— YOUR INSTRUCTIONS —
Write the material out again exactly as it stands.

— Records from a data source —
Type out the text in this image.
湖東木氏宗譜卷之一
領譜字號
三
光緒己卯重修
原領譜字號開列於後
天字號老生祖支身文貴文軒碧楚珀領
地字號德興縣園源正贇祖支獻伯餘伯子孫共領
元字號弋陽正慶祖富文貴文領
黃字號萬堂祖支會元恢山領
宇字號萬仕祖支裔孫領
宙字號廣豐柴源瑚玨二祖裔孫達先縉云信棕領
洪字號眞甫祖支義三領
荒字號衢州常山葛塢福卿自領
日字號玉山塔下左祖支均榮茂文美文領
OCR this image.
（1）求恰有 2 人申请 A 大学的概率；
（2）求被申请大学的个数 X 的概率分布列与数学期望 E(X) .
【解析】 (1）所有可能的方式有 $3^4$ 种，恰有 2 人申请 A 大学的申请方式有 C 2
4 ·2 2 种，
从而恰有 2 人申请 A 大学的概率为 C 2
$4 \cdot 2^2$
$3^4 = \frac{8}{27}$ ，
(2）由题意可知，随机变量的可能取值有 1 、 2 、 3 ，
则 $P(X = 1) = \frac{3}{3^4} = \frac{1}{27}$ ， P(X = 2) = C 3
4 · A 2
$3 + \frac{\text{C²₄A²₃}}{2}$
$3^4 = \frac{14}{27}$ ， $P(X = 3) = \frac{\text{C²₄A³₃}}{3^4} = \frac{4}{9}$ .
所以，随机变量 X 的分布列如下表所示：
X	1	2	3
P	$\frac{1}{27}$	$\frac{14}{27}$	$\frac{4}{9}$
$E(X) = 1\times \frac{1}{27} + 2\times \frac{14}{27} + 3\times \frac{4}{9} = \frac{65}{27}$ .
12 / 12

— ANSWER TO THE PROBLEM —
Type out the text in this image.
湖東木氏宗譜卷之一
領譜字號
三
光緒己卯重修
原領譜字號開列於後
天字號老生祖支身文貴文軒碧楚珀領
地字號德興縣園源正贇祖支獻伯餘伯子孫共領
元字號弋陽正慶祖富文貴文領
黃字號萬堂祖支會元恢山領
宇字號萬仕祖支裔孫領
宙字號廣豐柴源瑚玨二祖裔孫達先縉云信棕領
洪字號眞甫祖支義三領
荒字號衢州常山葛塢福卿自領
日字號玉山塔下左祖支均榮茂文美文領
OCR this image.
（1）求恰有 2 人申请 A 大学的概率；
（2）求被申请大学的个数 X 的概率分布列与数学期望 E(X) .
【解析】 (1）所有可能的方式有 $3^4$ 种，恰有 2 人申请 A 大学的申请方式有 C 2
4 ·2 2 种，
从而恰有 2 人申请 A 大学的概率为 C 2
$4 \cdot 2^2$
$3^4 = \frac{8}{27}$ ，
(2）由题意可知，随机变量的可能取值有 1 、 2 、 3 ，
则 $P(X = 1) = \frac{3}{3^4} = \frac{1}{27}$ ， P(X = 2) = C 3
4 · A 2
$3 + \frac{\text{C²₄A²₃}}{2}$
$3^4 = \frac{14}{27}$ ， $P(X = 3) = \frac{\text{C²₄A³₃}}{3^4} = \frac{4}{9}$ .
所以，随机变量 X 的分布列如下表所示：
X	1	2	3
P	$\frac{1}{27}$	$\frac{14}{27}$	$\frac{4}{9}$
$E(X) = 1\times \frac{1}{27} + 2\times \frac{14}{27} + 3\times \frac{4}{9} = \frac{65}{27}$ .
12 / 12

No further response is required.